A punto de partida de estas brevísimas e incompletas observaciones, resulta evidente que son cada día más necesarias las políticas de estado para sobrevivir ante estos embates del capital global y pensar la otra globalización al servicio del bien común. Verlas en la dimensión electoral, exclusivamente, es no entender el mundo que vivimos y del cual no podemos bajarnos, lo que limita su verdadero alcance.
Desgraciadamente, es lo que prima aquí, para no meternos en otras realidades. Confío en la visión de Martínez al proponerlo -por algo es mi candidato-, pero no aparece Lacalle Pou en sintonía real –reclamando debate público- ni Talvi, que ya sabemos lo que piensa del estado como jorgebatllista confeso que es.

### Problema 1
Enumera los apellidos de todas las personas que se nombran en el fragmento sobre las políticas de estado.

[Algunas filas]
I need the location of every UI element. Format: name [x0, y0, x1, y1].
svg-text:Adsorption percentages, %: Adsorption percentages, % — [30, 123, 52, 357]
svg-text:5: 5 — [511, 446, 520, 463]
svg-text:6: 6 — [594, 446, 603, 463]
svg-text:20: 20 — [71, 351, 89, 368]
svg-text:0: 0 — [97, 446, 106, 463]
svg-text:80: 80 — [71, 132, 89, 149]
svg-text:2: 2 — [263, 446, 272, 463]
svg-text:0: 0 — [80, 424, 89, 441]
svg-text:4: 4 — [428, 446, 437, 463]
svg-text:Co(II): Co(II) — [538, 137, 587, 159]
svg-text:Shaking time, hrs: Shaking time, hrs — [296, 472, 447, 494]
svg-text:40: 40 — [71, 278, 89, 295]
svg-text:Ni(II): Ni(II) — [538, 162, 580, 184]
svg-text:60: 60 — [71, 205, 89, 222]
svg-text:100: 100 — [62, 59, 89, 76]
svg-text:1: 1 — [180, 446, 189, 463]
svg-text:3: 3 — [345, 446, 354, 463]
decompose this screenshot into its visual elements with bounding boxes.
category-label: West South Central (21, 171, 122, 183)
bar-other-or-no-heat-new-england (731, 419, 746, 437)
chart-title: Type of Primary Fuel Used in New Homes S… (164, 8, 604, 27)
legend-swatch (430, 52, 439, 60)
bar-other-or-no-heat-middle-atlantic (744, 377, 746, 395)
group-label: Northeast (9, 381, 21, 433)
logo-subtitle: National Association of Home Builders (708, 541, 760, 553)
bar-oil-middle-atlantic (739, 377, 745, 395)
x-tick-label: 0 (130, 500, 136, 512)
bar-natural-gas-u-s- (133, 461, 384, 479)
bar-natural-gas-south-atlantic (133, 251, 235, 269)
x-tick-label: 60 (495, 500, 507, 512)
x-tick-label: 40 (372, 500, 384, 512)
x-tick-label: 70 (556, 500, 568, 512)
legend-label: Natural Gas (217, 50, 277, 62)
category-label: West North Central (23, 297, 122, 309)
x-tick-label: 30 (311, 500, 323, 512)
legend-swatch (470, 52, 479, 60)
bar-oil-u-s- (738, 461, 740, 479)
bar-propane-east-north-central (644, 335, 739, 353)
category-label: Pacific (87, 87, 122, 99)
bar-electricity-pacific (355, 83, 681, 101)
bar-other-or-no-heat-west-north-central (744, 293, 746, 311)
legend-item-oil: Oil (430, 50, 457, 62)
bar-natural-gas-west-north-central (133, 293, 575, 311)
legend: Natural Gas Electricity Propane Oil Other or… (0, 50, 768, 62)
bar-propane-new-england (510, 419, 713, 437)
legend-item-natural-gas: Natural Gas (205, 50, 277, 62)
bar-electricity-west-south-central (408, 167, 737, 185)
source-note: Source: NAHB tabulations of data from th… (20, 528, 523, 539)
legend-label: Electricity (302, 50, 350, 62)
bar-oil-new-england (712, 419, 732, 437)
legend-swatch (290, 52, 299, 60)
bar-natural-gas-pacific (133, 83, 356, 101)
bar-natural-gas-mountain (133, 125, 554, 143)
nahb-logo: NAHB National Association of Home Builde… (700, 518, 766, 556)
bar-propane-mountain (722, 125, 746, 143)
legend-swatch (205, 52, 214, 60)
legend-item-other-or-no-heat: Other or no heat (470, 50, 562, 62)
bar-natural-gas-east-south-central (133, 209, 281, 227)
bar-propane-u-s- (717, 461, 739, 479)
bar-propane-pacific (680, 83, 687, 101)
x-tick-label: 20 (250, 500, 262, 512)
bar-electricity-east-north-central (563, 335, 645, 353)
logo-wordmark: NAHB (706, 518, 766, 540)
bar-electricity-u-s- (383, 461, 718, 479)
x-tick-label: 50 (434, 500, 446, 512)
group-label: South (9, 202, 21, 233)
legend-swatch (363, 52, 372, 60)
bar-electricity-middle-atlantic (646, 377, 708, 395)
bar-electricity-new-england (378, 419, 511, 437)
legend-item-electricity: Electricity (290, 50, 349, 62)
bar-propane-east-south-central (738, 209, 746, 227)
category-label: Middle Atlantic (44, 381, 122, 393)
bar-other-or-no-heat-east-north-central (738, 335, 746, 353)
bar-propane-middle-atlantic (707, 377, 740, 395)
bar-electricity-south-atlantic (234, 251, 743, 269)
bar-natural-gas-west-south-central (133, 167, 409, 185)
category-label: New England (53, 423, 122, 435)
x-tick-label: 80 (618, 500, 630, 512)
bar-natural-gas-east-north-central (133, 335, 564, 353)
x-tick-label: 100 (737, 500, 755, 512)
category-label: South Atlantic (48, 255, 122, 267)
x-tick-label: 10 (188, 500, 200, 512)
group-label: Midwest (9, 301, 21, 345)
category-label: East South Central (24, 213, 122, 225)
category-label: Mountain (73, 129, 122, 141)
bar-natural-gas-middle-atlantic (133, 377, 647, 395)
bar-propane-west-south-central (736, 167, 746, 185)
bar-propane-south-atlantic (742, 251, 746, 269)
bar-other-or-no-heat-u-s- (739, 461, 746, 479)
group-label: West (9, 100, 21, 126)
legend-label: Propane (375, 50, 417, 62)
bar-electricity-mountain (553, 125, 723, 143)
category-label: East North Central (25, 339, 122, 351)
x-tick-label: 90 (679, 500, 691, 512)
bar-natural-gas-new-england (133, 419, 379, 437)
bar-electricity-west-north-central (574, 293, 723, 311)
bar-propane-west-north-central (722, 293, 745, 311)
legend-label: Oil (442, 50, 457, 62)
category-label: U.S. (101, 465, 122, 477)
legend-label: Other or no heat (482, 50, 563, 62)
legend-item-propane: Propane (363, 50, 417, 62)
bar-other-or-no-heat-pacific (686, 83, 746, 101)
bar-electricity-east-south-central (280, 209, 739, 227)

### Problema 2
Da como lista JSON de cadenas las líneas de las filas, una cadena por línea y sin líneas en blanco, empezando por el comienzo de las filas y siguiendo hasta la línea que contiene "legend-item-natural-gas: Natural Gas", ambas incluidas.

### Salida correcta 1
Martínez, Lacalle Pou, Talvi

### Salida correcta 2
[
  "I need the location of every UI element. Format: name [x0, y0, x1, y1].",
  "svg-text:Adsorption percentages, %: Adsorption percentages, % — [30, 123, 52, 357]",
  "svg-text:5: 5 — [511, 446, 520, 463]",
  "svg-text:6: 6 — [594, 446, 603, 463]",
  "svg-text:20: 20 — [71, 351, 89, 368]",
  "svg-text:0: 0 — [97, 446, 106, 463]",
  "svg-text:80: 80 — [71, 132, 89, 149]",
  "svg-text:2: 2 — [263, 446, 272, 463]",
  "svg-text:0: 0 — [80, 424, 89, 441]",
  "svg-text:4: 4 — [428, 446, 437, 463]",
  "svg-text:Co(II): Co(II) — [538, 137, 587, 159]",
  "svg-text:Shaking time, hrs: Shaking time, hrs — [296, 472, 447, 494]",
  "svg-text:40: 40 — [71, 278, 89, 295]",
  "svg-text:Ni(II): Ni(II) — [538, 162, 580, 184]",
  "svg-text:60: 60 — [71, 205, 89, 222]",
  "svg-text:100: 100 — [62, 59, 89, 76]",
  "svg-text:1: 1 — [180, 446, 189, 463]",
  "svg-text:3: 3 — [345, 446, 354, 463]",
  "decompose this screenshot into its visual elements with bounding boxes.",
  "category-label: West South Central (21, 171, 122, 183)",
  "bar-other-or-no-heat-new-england (731, 419, 746, 437)",
  "chart-title: Type of Primary Fuel Used in New Homes S… (164, 8, 604, 27)",
  "legend-swatch (430, 52, 439, 60)",
  "bar-other-or-no-heat-middle-atlantic (744, 377, 746, 395)",
  "group-label: Northeast (9, 381, 21, 433)",
  "logo-subtitle: National Association of Home Builders (708, 541, 760, 553)",
  "bar-oil-middle-atlantic (739, 377, 745, 395)",
  "x-tick-label: 0 (130, 500, 136, 512)",
  "bar-natural-gas-u-s- (133, 461, 384, 479)",
  "bar-natural-gas-south-atlantic (133, 251, 235, 269)",
  "x-tick-label: 60 (495, 500, 507, 512)",
  "x-tick-label: 40 (372, 500, 384, 512)",
  "x-tick-label: 70 (556, 500, 568, 512)",
  "legend-label: Natural Gas (217, 50, 277, 62)",
  "category-label: West North Central (23, 297, 122, 309)",
  "x-tick-label: 30 (311, 500, 323, 512)",
  "legend-swatch (470, 52, 479, 60)",
  "bar-oil-u-s- (738, 461, 740, 479)",
  "bar-propane-east-north-central (644, 335, 739, 353)",
  "category-label: Pacific (87, 87, 122, 99)",
  "bar-electricity-pacific (355, 83, 681, 101)",
  "bar-other-or-no-heat-west-north-central (744, 293, 746, 311)",
  "legend-item-oil: Oil (430, 50, 457, 62)",
  "bar-natural-gas-west-north-central (133, 293, 575, 311)",
  "legend: Natural Gas Electricity Propane Oil Other or… (0, 50, 768, 62)",
  "bar-propane-new-england (510, 419, 713, 437)",
  "legend-item-natural-gas: Natural Gas (205, 50, 277, 62)"
]